Gather up all lines that carry the word "随着反应物浓度的减小".

---------- Excerpted records

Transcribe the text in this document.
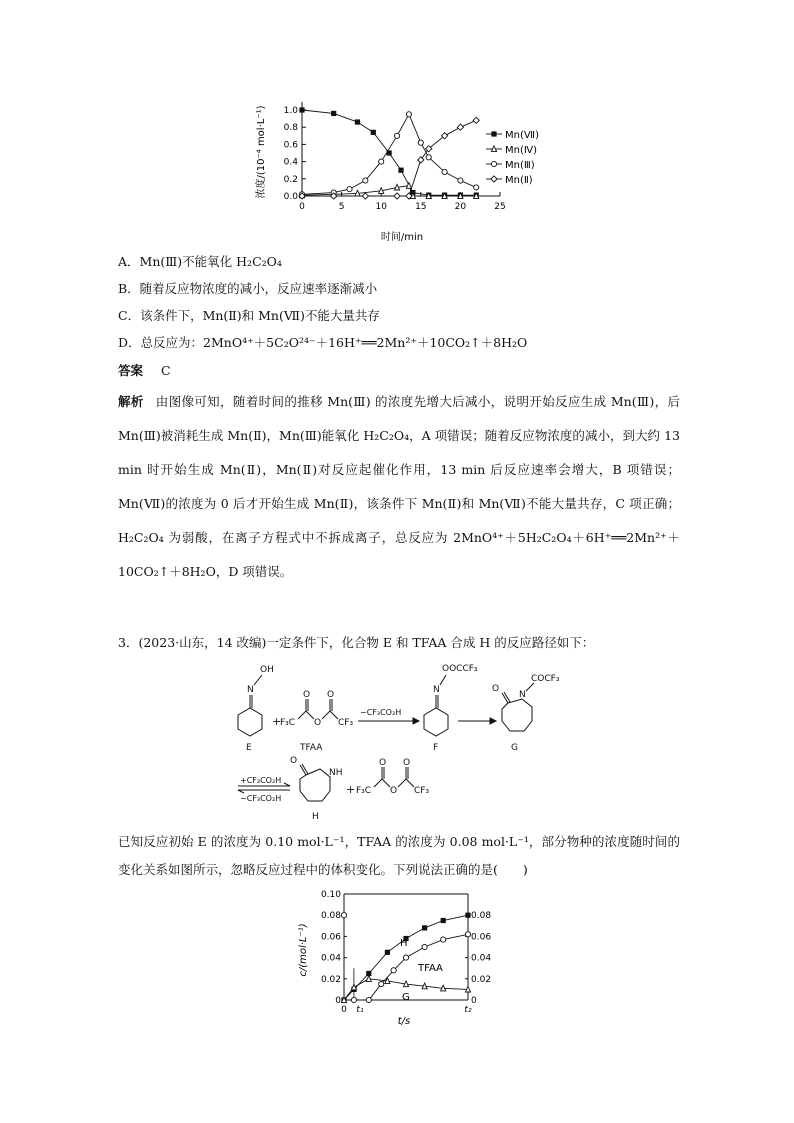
0.0
0.2
0.4
0.6
0.8
1.0
0	5	10	15	20	25
浓度/(10⁻⁴ mol·L⁻¹)
时间/min
Mn(Ⅶ)
Mn(Ⅳ)
Mn(Ⅲ)
Mn(Ⅱ)
A．Mn(Ⅲ)不能氧化 H₂C₂O₄
B．随着反应物浓度的减小，反应速率逐渐减小
C．该条件下，Mn(Ⅱ)和 Mn(Ⅶ)不能大量共存
D．总反应为：2MnO⁴⁺＋5C₂O²⁴⁻＋16H⁺══2Mn²⁺＋10CO₂↑＋8H₂O
答案 C
解析 由图像可知，随着时间的推移 Mn(Ⅲ) 的浓度先增大后减小，说明开始反应生成 Mn(Ⅲ)，后 Mn(Ⅲ)被消耗生成 Mn(Ⅱ)，Mn(Ⅲ)能氧化 H₂C₂O₄，A 项错误；随着反应物浓度的减小，到大约 13 min 时开始生成 Mn(Ⅱ)，Mn(Ⅱ)对反应起催化作用，13 min 后反应速率会增大，B 项错误；Mn(Ⅶ)的浓度为 0 后才开始生成 Mn(Ⅱ)，该条件下 Mn(Ⅱ)和 Mn(Ⅶ)不能大量共存，C 项正确；H₂C₂O₄ 为弱酸，在离子方程式中不拆成离子，总反应为 2MnO⁴⁺＋5H₂C₂O₄＋6H⁺══2Mn²⁺＋10CO₂↑＋8H₂O，D 项错误。
3．(2023·山东，14 改编)一定条件下，化合物 E 和 TFAA 合成 H 的反应路径如下：
N
OH
E
+
F₃C
O
O
O
CF₃
TFAA
−CF₃CO₂H
N
OOCCF₃
F
O
N
COCF₃
G
+CF₃CO₂H
−CF₃CO₂H
O
NH
H
+ F₃C
O
O
O
CF₃
已知反应初始 E 的浓度为 0.10 mol·L⁻¹，TFAA 的浓度为 0.08 mol·L⁻¹，部分物种的浓度随时间的变化关系如图所示，忽略反应过程中的体积变化。下列说法正确的是(　　)
0	0
0.02	0.02
0.04	0.04
0.06	0.06
0.08	0.08
0.10
c/(mol·L⁻¹)
t/s
0 t₁	t₂
H
TFAA
G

--------------------

_Answer to the exercise_.
B．随着反应物浓度的减小，反应速率逐渐减小
解析 由图像可知，随着时间的推移 Mn(Ⅲ) 的浓度先增大后减小，说明开始反应生成 Mn(Ⅲ)，后 Mn(Ⅲ)被消耗生成 Mn(Ⅱ)，Mn(Ⅲ)能氧化 H₂C₂O₄，A 项错误；随着反应物浓度的减小，到大约 13 min 时开始生成 Mn(Ⅱ)，Mn(Ⅱ)对反应起催化作用，13 min 后反应速率会增大，B 项错误；Mn(Ⅶ)的浓度为 0 后才开始生成 Mn(Ⅱ)，该条件下 Mn(Ⅱ)和 Mn(Ⅶ)不能大量共存，C 项正确；H₂C₂O₄ 为弱酸，在离子方程式中不拆成离子，总反应为 2MnO⁴⁺＋5H₂C₂O₄＋6H⁺══2Mn²⁺＋10CO₂↑＋8H₂O，D 项错误。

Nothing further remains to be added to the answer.